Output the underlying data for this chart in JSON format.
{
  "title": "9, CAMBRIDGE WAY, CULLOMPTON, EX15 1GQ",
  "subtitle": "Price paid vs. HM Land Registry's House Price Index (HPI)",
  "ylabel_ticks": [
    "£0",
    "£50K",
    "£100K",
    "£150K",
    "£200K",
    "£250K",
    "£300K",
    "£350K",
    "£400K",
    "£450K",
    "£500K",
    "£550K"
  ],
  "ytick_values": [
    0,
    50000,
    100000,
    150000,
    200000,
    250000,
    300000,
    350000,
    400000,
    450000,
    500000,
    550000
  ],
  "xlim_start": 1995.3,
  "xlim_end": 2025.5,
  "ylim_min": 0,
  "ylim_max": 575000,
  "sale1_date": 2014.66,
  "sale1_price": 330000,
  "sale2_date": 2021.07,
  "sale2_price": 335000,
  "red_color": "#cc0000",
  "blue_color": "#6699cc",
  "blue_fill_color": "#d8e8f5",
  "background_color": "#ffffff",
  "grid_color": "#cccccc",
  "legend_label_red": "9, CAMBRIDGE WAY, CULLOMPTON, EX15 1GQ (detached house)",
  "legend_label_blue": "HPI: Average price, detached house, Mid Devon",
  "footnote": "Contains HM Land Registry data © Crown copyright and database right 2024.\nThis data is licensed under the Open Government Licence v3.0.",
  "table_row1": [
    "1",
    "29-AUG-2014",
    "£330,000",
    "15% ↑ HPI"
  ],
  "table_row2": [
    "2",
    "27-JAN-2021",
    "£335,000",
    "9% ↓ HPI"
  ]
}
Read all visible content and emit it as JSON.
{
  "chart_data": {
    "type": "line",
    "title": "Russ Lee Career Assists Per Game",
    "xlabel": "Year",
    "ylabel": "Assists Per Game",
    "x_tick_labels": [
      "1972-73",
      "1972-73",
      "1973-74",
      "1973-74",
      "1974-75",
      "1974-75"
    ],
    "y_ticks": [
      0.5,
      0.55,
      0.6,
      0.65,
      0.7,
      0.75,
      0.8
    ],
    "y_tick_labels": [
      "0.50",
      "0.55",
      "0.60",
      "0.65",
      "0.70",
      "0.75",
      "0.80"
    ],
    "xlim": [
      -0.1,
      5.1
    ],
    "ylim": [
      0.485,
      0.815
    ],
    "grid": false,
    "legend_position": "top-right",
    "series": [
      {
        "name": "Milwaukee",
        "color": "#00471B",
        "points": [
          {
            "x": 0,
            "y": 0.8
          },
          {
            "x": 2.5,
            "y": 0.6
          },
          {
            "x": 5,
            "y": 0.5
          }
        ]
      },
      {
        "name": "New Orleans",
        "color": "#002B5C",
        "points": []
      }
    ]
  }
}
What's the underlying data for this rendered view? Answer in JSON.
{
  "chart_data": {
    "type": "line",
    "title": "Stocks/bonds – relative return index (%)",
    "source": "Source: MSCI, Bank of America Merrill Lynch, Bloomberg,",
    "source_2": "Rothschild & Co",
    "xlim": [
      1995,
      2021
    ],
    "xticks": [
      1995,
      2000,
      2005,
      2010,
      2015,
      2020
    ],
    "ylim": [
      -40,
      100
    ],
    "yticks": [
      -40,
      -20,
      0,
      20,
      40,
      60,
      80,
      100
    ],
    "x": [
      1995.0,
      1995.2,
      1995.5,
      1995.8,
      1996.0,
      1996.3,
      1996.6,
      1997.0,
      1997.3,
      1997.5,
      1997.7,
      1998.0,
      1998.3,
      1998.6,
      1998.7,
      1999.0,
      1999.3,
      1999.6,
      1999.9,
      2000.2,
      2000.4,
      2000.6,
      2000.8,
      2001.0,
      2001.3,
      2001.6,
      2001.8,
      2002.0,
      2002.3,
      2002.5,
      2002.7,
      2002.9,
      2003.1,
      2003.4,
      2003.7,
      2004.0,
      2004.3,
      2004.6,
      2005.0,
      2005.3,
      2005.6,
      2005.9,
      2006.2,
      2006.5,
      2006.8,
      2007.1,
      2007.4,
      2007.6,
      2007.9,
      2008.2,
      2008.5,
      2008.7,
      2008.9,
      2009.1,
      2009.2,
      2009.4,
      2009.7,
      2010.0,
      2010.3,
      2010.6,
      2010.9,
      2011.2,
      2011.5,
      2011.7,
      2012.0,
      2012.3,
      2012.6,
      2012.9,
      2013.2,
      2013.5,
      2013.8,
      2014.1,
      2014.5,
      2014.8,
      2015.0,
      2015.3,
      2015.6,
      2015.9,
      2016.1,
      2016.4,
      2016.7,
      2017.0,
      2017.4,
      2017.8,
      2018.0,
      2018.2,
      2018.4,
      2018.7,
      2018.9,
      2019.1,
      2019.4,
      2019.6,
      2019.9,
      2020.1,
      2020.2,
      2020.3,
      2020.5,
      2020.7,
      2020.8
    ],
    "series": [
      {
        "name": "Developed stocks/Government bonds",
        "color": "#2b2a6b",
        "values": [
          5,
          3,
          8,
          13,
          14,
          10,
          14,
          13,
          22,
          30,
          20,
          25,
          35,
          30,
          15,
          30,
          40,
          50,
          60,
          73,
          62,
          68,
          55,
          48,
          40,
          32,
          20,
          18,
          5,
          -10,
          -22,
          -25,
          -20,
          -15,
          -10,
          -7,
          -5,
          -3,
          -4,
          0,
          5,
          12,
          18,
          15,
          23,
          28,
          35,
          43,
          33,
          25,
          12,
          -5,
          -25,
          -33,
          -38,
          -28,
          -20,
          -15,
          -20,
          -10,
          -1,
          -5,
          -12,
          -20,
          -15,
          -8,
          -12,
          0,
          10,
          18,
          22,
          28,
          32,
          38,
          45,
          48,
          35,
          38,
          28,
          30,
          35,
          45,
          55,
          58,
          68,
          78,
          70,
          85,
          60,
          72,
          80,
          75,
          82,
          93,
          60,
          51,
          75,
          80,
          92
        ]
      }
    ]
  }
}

→ GIVEN PROBLEM: Identify each line in the records above that contains the word "Assists", and copy it out in full.

→ RESPONSE FOR THIS EXERCISE:
    "title": "Russ Lee Career Assists Per Game",
    "ylabel": "Assists Per Game",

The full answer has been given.